-- start --

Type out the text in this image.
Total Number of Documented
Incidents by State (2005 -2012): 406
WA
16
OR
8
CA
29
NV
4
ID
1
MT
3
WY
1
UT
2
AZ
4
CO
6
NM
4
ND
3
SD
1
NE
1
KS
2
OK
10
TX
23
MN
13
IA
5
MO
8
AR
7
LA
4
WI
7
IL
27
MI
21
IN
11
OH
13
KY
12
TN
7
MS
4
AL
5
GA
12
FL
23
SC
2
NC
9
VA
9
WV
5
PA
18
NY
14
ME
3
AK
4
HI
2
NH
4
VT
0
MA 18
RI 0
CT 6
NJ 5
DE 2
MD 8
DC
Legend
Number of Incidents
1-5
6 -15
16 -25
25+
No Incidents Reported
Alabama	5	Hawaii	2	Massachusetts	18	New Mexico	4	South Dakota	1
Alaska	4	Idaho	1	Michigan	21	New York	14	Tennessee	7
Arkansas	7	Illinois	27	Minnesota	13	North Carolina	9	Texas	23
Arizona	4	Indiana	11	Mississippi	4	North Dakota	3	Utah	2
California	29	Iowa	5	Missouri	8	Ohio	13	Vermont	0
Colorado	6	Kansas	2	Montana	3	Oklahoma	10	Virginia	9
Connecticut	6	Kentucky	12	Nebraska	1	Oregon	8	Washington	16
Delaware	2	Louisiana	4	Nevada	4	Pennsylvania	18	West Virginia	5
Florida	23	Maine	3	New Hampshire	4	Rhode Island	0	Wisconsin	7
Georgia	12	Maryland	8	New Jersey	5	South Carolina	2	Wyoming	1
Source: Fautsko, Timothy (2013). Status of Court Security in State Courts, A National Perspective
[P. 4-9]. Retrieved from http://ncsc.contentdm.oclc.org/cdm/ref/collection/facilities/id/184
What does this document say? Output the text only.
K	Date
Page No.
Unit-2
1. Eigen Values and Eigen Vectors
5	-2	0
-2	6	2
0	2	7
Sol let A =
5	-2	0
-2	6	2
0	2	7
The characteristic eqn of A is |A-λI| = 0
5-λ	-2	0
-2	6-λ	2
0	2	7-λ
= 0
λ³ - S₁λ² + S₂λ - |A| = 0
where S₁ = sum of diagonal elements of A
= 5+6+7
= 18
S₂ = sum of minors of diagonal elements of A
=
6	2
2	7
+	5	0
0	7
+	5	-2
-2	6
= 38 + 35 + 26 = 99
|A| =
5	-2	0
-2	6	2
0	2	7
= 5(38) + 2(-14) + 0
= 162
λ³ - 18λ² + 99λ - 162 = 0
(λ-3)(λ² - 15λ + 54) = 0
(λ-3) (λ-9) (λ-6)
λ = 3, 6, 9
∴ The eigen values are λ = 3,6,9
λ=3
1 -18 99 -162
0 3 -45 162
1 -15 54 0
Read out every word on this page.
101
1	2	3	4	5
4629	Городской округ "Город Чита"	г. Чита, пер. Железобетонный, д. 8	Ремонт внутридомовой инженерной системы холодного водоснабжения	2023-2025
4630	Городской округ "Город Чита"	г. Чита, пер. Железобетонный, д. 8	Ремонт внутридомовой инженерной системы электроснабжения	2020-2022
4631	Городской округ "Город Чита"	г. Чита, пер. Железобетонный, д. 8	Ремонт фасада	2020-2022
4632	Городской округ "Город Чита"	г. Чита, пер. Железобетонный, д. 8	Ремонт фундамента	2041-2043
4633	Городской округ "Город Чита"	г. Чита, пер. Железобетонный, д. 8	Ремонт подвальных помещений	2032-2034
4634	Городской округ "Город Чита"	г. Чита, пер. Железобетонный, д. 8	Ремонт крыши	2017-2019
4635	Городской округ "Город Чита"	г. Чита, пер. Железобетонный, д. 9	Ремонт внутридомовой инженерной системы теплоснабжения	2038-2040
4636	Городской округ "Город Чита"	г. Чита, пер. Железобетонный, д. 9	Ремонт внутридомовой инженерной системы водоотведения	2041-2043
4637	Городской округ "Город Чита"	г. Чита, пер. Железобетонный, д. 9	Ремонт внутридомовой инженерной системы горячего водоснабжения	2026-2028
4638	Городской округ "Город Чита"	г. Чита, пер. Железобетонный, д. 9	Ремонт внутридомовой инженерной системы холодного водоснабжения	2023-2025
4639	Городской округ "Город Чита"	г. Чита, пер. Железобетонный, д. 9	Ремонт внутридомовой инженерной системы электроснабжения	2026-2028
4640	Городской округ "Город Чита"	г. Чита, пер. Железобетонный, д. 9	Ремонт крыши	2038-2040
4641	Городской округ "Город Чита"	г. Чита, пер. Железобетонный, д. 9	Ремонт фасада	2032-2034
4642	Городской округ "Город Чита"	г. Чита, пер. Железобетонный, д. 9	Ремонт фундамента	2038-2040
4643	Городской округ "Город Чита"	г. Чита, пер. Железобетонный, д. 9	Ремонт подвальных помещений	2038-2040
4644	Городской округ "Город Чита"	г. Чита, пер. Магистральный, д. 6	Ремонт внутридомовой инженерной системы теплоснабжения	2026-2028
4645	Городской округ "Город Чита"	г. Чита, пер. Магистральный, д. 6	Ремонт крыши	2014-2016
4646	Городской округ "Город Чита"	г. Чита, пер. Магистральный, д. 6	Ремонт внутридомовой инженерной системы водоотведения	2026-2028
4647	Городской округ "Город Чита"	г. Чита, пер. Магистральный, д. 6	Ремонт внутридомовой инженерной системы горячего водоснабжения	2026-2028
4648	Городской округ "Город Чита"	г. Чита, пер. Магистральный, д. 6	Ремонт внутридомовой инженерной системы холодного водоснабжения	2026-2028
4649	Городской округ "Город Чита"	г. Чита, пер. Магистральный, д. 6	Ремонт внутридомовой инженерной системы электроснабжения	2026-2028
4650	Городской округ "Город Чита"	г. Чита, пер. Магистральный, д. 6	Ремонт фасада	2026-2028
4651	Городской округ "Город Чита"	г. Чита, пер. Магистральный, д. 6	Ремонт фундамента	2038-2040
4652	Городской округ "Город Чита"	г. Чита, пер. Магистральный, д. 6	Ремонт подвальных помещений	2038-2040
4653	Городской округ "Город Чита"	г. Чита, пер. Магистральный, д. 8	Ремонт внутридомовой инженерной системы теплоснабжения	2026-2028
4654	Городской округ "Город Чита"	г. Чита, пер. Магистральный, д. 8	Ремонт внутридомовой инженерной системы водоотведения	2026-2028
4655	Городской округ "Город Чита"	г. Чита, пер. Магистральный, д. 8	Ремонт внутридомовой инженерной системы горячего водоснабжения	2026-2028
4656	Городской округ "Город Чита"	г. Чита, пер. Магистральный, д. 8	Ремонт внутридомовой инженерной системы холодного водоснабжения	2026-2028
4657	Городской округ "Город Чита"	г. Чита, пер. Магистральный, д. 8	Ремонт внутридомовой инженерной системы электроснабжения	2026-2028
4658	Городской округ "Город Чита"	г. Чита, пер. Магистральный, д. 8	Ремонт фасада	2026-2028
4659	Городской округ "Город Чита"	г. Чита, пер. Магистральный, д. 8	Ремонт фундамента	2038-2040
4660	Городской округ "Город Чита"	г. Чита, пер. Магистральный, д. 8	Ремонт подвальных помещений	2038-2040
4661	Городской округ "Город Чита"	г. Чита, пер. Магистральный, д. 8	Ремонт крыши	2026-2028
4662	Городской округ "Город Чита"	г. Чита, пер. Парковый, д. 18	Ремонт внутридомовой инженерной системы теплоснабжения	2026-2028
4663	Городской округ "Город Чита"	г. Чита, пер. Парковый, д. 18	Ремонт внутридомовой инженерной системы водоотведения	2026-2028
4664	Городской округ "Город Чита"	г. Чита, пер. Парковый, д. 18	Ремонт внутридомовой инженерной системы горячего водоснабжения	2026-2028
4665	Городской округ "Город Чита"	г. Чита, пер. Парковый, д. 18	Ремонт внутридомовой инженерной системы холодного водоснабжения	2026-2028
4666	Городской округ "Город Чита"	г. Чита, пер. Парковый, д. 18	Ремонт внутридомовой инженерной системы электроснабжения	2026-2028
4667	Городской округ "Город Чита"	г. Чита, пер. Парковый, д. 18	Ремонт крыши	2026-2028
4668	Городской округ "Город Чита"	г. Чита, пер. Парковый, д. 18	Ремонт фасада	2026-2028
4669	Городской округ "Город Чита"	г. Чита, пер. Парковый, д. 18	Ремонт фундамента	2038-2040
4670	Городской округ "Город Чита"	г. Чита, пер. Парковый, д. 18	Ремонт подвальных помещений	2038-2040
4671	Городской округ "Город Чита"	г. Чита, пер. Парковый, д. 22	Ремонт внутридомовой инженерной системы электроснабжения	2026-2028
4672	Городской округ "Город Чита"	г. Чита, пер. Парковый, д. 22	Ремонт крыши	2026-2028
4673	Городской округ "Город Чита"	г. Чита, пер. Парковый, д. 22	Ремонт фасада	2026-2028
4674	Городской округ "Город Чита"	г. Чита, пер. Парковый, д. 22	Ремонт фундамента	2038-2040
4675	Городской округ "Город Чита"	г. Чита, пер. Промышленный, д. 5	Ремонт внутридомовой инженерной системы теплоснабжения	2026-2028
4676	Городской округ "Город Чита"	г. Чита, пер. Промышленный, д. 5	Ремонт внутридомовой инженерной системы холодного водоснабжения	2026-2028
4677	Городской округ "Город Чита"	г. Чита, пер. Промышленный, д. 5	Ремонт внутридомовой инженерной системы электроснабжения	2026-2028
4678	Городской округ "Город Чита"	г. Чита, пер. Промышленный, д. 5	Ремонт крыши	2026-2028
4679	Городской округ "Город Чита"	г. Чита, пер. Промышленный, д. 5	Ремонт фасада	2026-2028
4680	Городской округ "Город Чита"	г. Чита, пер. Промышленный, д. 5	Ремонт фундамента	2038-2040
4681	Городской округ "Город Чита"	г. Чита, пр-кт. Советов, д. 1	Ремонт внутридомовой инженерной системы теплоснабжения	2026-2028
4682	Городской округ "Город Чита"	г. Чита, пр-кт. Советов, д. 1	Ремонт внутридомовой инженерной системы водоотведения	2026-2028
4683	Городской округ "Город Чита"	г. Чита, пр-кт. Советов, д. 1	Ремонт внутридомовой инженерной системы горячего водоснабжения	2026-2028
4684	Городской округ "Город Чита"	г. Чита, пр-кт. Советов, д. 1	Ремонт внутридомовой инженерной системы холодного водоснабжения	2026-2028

-- end --

### SET TASK
Extract every line above that contains the word "теплоснабжения".

### CORRECT RESULT
4635	Городской округ "Город Чита"	г. Чита, пер. Железобетонный, д. 9	Ремонт внутридомовой инженерной системы теплоснабжения	2038-2040
4644	Городской округ "Город Чита"	г. Чита, пер. Магистральный, д. 6	Ремонт внутридомовой инженерной системы теплоснабжения	2026-2028
4653	Городской округ "Город Чита"	г. Чита, пер. Магистральный, д. 8	Ремонт внутридомовой инженерной системы теплоснабжения	2026-2028
4662	Городской округ "Город Чита"	г. Чита, пер. Парковый, д. 18	Ремонт внутридомовой инженерной системы теплоснабжения	2026-2028
4675	Городской округ "Город Чита"	г. Чита, пер. Промышленный, д. 5	Ремонт внутридомовой инженерной системы теплоснабжения	2026-2028
4681	Городской округ "Город Чита"	г. Чита, пр-кт. Советов, д. 1	Ремонт внутридомовой инженерной системы теплоснабжения	2026-2028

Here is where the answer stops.